Record extracts:
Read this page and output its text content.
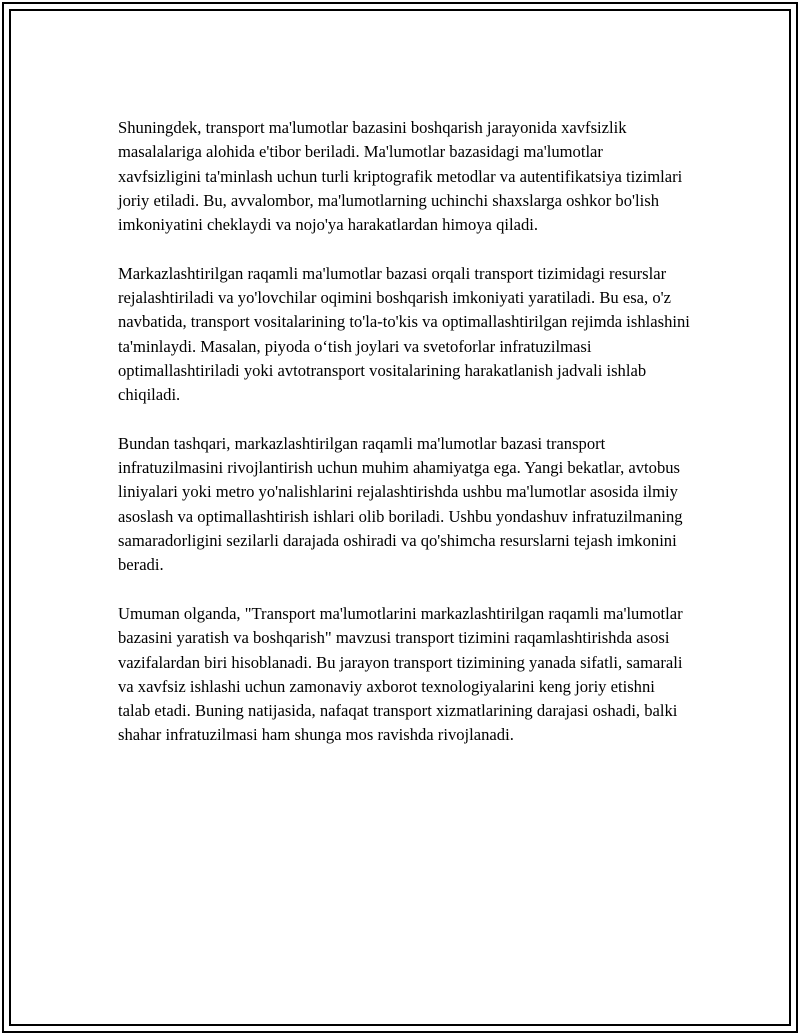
Shuningdek, transport ma'lumotlar bazasini boshqarish jarayonida xavfsizlik masalalariga alohida e'tibor beriladi. Ma'lumotlar bazasidagi ma'lumotlar xavfsizligini ta'minlash uchun turli kriptografik metodlar va autentifikatsiya tizimlari joriy etiladi. Bu, avvalombor, ma'lumotlarning uchinchi shaxslarga oshkor bo'lish imkoniyatini cheklaydi va nojo'ya harakatlardan himoya qiladi.

Markazlashtirilgan raqamli ma'lumotlar bazasi orqali transport tizimidagi resurslar rejalashtiriladi va yo'lovchilar oqimini boshqarish imkoniyati yaratiladi. Bu esa, o'z navbatida, transport vositalarining to'la-to'kis va optimallashtirilgan rejimda ishlashini ta'minlaydi. Masalan, piyoda o‘tish joylari va svetoforlar infratuzilmasi optimallashtiriladi yoki avtotransport vositalarining harakatlanish jadvali ishlab chiqiladi.

Bundan tashqari, markazlashtirilgan raqamli ma'lumotlar bazasi transport infratuzilmasini rivojlantirish uchun muhim ahamiyatga ega. Yangi bekatlar, avtobus liniyalari yoki metro yo'nalishlarini rejalashtirishda ushbu ma'lumotlar asosida ilmiy asoslash va optimallashtirish ishlari olib boriladi. Ushbu yondashuv infratuzilmaning samaradorligini sezilarli darajada oshiradi va qo'shimcha resurslarni tejash imkonini beradi.

Umuman olganda, "Transport ma'lumotlarini markazlashtirilgan raqamli ma'lumotlar bazasini yaratish va boshqarish" mavzusi transport tizimini raqamlashtirishda asosi vazifalardan biri hisoblanadi. Bu jarayon transport tizimining yanada sifatli, samarali va xavfsiz ishlashi uchun zamonaviy axborot texnologiyalarini keng joriy etishni talab etadi. Buning natijasida, nafaqat transport xizmatlarining darajasi oshadi, balki shahar infratuzilmasi ham shunga mos ravishda rivojlanadi.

Direction: Leave out the pictures and give the rest of the records again exactly.

Final answer:
Read this page and output its text content.
Shuningdek, transport ma'lumotlar bazasini boshqarish jarayonida xavfsizlik masalalariga alohida e'tibor beriladi. Ma'lumotlar bazasidagi ma'lumotlar xavfsizligini ta'minlash uchun turli kriptografik metodlar va autentifikatsiya tizimlari joriy etiladi. Bu, avvalombor, ma'lumotlarning uchinchi shaxslarga oshkor bo'lish imkoniyatini cheklaydi va nojo'ya harakatlardan himoya qiladi.

Markazlashtirilgan raqamli ma'lumotlar bazasi orqali transport tizimidagi resurslar rejalashtiriladi va yo'lovchilar oqimini boshqarish imkoniyati yaratiladi. Bu esa, o'z navbatida, transport vositalarining to'la-to'kis va optimallashtirilgan rejimda ishlashini ta'minlaydi. Masalan, piyoda o‘tish joylari va svetoforlar infratuzilmasi optimallashtiriladi yoki avtotransport vositalarining harakatlanish jadvali ishlab chiqiladi.

Bundan tashqari, markazlashtirilgan raqamli ma'lumotlar bazasi transport infratuzilmasini rivojlantirish uchun muhim ahamiyatga ega. Yangi bekatlar, avtobus liniyalari yoki metro yo'nalishlarini rejalashtirishda ushbu ma'lumotlar asosida ilmiy asoslash va optimallashtirish ishlari olib boriladi. Ushbu yondashuv infratuzilmaning samaradorligini sezilarli darajada oshiradi va qo'shimcha resurslarni tejash imkonini beradi.

Umuman olganda, "Transport ma'lumotlarini markazlashtirilgan raqamli ma'lumotlar bazasini yaratish va boshqarish" mavzusi transport tizimini raqamlashtirishda asosi vazifalardan biri hisoblanadi. Bu jarayon transport tizimining yanada sifatli, samarali va xavfsiz ishlashi uchun zamonaviy axborot texnologiyalarini keng joriy etishni talab etadi. Buning natijasida, nafaqat transport xizmatlarining darajasi oshadi, balki shahar infratuzilmasi ham shunga mos ravishda rivojlanadi.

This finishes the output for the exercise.